Exercise prompt – Using the listing below, please gather every line containing the word "Create".

Data items –
● ● ● ●
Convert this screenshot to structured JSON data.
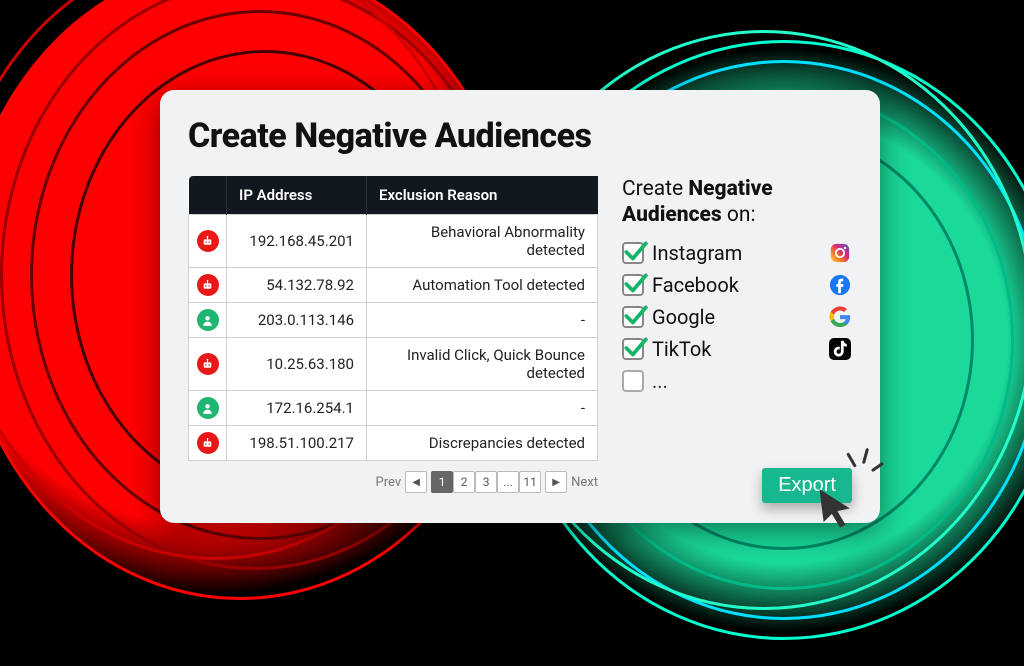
{
  "title": "Create Negative Audiences",
  "table": {
    "headers": {
      "icon": "",
      "ip": "IP Address",
      "reason": "Exclusion Reason"
    },
    "rows": [
      {
        "type": "bot",
        "ip": "192.168.45.201",
        "reason": "Behavioral Abnormality detected"
      },
      {
        "type": "bot",
        "ip": "54.132.78.92",
        "reason": "Automation Tool detected"
      },
      {
        "type": "user",
        "ip": "203.0.113.146",
        "reason": "-"
      },
      {
        "type": "bot",
        "ip": "10.25.63.180",
        "reason": "Invalid Click, Quick Bounce detected"
      },
      {
        "type": "user",
        "ip": "172.16.254.1",
        "reason": "-"
      },
      {
        "type": "bot",
        "ip": "198.51.100.217",
        "reason": "Discrepancies detected"
      }
    ]
  },
  "pagination": {
    "prev": "Prev",
    "next": "Next",
    "pages": [
      "1",
      "2",
      "3",
      "...",
      "11"
    ],
    "active": "1"
  },
  "side": {
    "line1": "Create ",
    "line2_bold": "Negative Audiences",
    "line3": " on:",
    "platforms": [
      {
        "name": "Instagram",
        "checked": true,
        "logo": "instagram"
      },
      {
        "name": "Facebook",
        "checked": true,
        "logo": "facebook"
      },
      {
        "name": "Google",
        "checked": true,
        "logo": "google"
      },
      {
        "name": "TikTok",
        "checked": true,
        "logo": "tiktok"
      },
      {
        "name": "...",
        "checked": false,
        "logo": ""
      }
    ]
  },
  "export_label": "Export"
}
● ● ● ●
The reply –
  "title": "Create Negative Audiences",
    "line1": "Create ",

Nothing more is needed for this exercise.